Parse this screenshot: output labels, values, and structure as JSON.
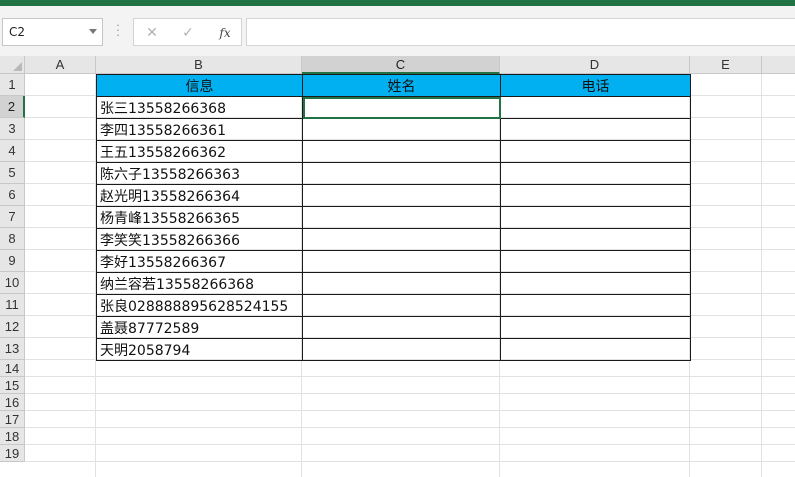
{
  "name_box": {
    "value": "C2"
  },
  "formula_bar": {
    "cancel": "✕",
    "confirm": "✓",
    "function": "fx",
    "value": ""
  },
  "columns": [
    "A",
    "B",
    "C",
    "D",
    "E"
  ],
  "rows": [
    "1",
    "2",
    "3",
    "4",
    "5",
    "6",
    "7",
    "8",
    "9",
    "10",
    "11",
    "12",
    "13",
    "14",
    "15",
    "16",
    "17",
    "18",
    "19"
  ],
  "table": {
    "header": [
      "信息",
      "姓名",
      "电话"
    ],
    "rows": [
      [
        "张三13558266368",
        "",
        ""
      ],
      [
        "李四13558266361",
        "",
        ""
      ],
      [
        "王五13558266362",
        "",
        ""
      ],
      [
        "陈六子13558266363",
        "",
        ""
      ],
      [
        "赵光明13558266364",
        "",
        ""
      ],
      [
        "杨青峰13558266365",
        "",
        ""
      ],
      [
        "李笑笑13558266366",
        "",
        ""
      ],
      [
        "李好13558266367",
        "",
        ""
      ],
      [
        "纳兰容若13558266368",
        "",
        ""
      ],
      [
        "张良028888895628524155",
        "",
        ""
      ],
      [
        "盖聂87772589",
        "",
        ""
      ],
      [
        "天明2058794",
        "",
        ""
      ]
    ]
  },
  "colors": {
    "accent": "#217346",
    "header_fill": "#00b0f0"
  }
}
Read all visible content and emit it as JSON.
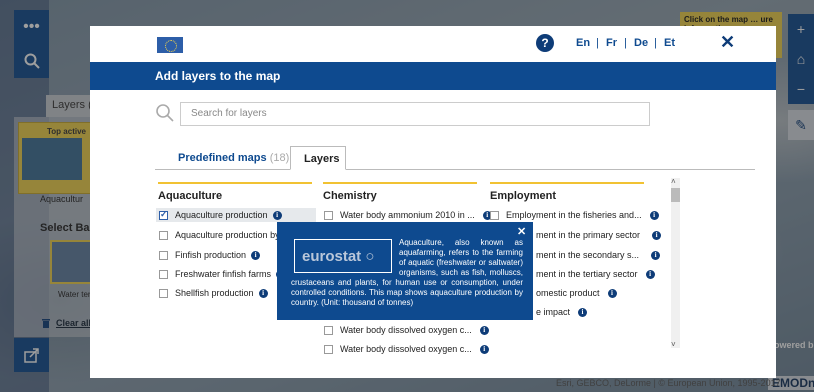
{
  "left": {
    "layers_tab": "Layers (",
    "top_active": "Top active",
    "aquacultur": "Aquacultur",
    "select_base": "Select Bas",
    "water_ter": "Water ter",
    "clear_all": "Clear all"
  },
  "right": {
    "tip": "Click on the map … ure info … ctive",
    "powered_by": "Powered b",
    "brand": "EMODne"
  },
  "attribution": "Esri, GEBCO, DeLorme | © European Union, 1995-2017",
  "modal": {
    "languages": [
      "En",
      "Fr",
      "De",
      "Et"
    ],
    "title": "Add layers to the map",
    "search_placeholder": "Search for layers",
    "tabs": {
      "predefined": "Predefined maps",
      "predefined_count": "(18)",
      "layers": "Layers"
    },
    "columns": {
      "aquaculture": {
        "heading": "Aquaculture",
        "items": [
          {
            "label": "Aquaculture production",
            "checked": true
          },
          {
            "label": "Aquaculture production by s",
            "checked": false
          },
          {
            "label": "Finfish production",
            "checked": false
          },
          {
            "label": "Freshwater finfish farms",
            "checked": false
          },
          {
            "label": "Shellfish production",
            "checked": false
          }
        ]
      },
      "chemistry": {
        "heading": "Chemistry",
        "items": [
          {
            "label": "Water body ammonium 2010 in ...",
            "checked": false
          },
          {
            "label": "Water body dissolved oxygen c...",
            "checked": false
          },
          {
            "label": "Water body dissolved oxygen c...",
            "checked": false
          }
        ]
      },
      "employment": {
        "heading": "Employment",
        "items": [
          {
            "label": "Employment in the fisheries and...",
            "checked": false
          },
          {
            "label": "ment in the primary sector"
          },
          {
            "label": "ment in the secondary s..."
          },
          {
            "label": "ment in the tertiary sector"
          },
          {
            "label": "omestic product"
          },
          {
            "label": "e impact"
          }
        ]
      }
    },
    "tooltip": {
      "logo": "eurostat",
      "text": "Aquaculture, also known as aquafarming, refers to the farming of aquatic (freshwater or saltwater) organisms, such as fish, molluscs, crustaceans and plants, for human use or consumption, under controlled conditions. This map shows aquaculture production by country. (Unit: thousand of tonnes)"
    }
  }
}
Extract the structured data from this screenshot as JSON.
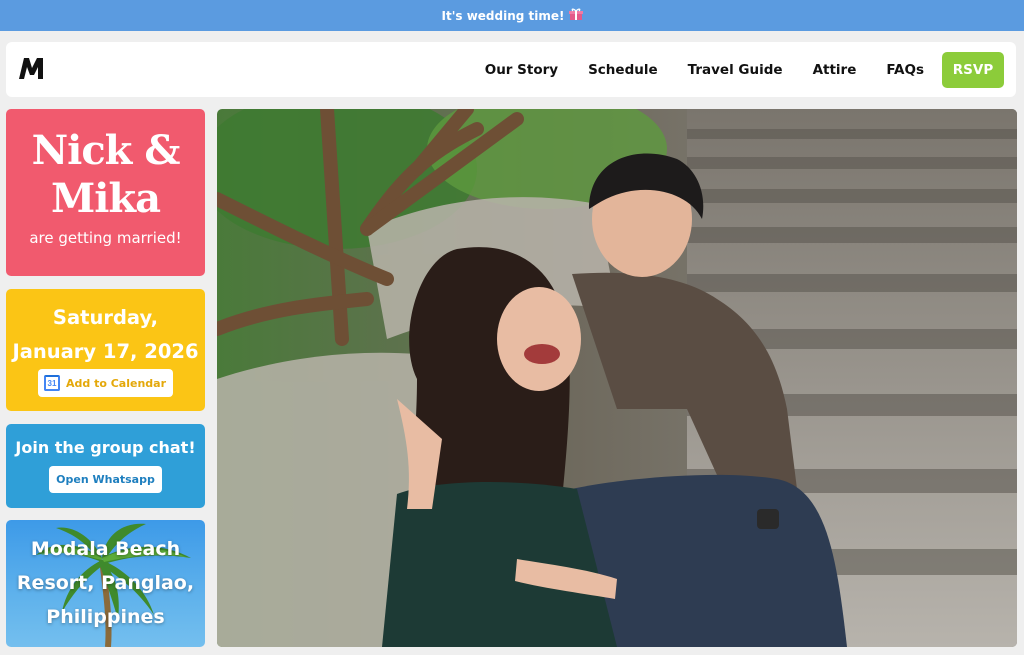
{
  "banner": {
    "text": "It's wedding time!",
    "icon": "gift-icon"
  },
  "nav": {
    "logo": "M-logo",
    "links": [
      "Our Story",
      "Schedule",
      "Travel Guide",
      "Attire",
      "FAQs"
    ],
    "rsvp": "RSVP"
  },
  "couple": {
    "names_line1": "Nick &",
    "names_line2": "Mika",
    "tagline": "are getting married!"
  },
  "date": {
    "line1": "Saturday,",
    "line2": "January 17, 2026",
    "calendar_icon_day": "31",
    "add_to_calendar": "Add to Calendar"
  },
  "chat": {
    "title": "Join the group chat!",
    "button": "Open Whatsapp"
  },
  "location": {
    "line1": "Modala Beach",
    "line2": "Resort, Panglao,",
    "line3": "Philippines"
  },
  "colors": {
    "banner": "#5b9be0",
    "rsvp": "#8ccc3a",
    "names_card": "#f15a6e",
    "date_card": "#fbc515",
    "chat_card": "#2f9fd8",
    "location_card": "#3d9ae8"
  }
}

Aim
Leave out the pictures and transcribe everything else exactly.

Exercise answer
Parse this screenshot: output labels, values, and structure as JSON.
{
  "name_box": {
    "value": "C2"
  },
  "formula_bar": {
    "cancel": "✕",
    "confirm": "✓",
    "function": "fx",
    "value": ""
  },
  "columns": [
    "A",
    "B",
    "C",
    "D",
    "E"
  ],
  "rows": [
    "1",
    "2",
    "3",
    "4",
    "5",
    "6",
    "7",
    "8",
    "9",
    "10",
    "11",
    "12",
    "13",
    "14",
    "15",
    "16",
    "17",
    "18",
    "19"
  ],
  "table": {
    "header": [
      "信息",
      "姓名",
      "电话"
    ],
    "rows": [
      [
        "张三13558266368",
        "",
        ""
      ],
      [
        "李四13558266361",
        "",
        ""
      ],
      [
        "王五13558266362",
        "",
        ""
      ],
      [
        "陈六子13558266363",
        "",
        ""
      ],
      [
        "赵光明13558266364",
        "",
        ""
      ],
      [
        "杨青峰13558266365",
        "",
        ""
      ],
      [
        "李笑笑13558266366",
        "",
        ""
      ],
      [
        "李好13558266367",
        "",
        ""
      ],
      [
        "纳兰容若13558266368",
        "",
        ""
      ],
      [
        "张良028888895628524155",
        "",
        ""
      ],
      [
        "盖聂87772589",
        "",
        ""
      ],
      [
        "天明2058794",
        "",
        ""
      ]
    ]
  },
  "colors": {
    "accent": "#217346",
    "header_fill": "#00b0f0"
  }
}
Read all visible content and emit it as JSON.
{
  "left": {
    "layers_tab": "Layers (",
    "top_active": "Top active",
    "aquacultur": "Aquacultur",
    "select_base": "Select Bas",
    "water_ter": "Water ter",
    "clear_all": "Clear all"
  },
  "right": {
    "tip": "Click on the map … ure info … ctive",
    "powered_by": "Powered b",
    "brand": "EMODne"
  },
  "attribution": "Esri, GEBCO, DeLorme | © European Union, 1995-2017",
  "modal": {
    "languages": [
      "En",
      "Fr",
      "De",
      "Et"
    ],
    "title": "Add layers to the map",
    "search_placeholder": "Search for layers",
    "tabs": {
      "predefined": "Predefined maps",
      "predefined_count": "(18)",
      "layers": "Layers"
    },
    "columns": {
      "aquaculture": {
        "heading": "Aquaculture",
        "items": [
          {
            "label": "Aquaculture production",
            "checked": true
          },
          {
            "label": "Aquaculture production by s",
            "checked": false
          },
          {
            "label": "Finfish production",
            "checked": false
          },
          {
            "label": "Freshwater finfish farms",
            "checked": false
          },
          {
            "label": "Shellfish production",
            "checked": false
          }
        ]
      },
      "chemistry": {
        "heading": "Chemistry",
        "items": [
          {
            "label": "Water body ammonium 2010 in ...",
            "checked": false
          },
          {
            "label": "Water body dissolved oxygen c...",
            "checked": false
          },
          {
            "label": "Water body dissolved oxygen c...",
            "checked": false
          }
        ]
      },
      "employment": {
        "heading": "Employment",
        "items": [
          {
            "label": "Employment in the fisheries and...",
            "checked": false
          },
          {
            "label": "ment in the primary sector"
          },
          {
            "label": "ment in the secondary s..."
          },
          {
            "label": "ment in the tertiary sector"
          },
          {
            "label": "omestic product"
          },
          {
            "label": "e impact"
          }
        ]
      }
    },
    "tooltip": {
      "logo": "eurostat",
      "text": "Aquaculture, also known as aquafarming, refers to the farming of aquatic (freshwater or saltwater) organisms, such as fish, molluscs, crustaceans and plants, for human use or consumption, under controlled conditions. This map shows aquaculture production by country. (Unit: thousand of tonnes)"
    }
  }
}
Extract the structured data from this screenshot as JSON.
{
  "banner": {
    "text": "It's wedding time!",
    "icon": "gift-icon"
  },
  "nav": {
    "logo": "M-logo",
    "links": [
      "Our Story",
      "Schedule",
      "Travel Guide",
      "Attire",
      "FAQs"
    ],
    "rsvp": "RSVP"
  },
  "couple": {
    "names_line1": "Nick &",
    "names_line2": "Mika",
    "tagline": "are getting married!"
  },
  "date": {
    "line1": "Saturday,",
    "line2": "January 17, 2026",
    "calendar_icon_day": "31",
    "add_to_calendar": "Add to Calendar"
  },
  "chat": {
    "title": "Join the group chat!",
    "button": "Open Whatsapp"
  },
  "location": {
    "line1": "Modala Beach",
    "line2": "Resort, Panglao,",
    "line3": "Philippines"
  },
  "colors": {
    "banner": "#5b9be0",
    "rsvp": "#8ccc3a",
    "names_card": "#f15a6e",
    "date_card": "#fbc515",
    "chat_card": "#2f9fd8",
    "location_card": "#3d9ae8"
  }
}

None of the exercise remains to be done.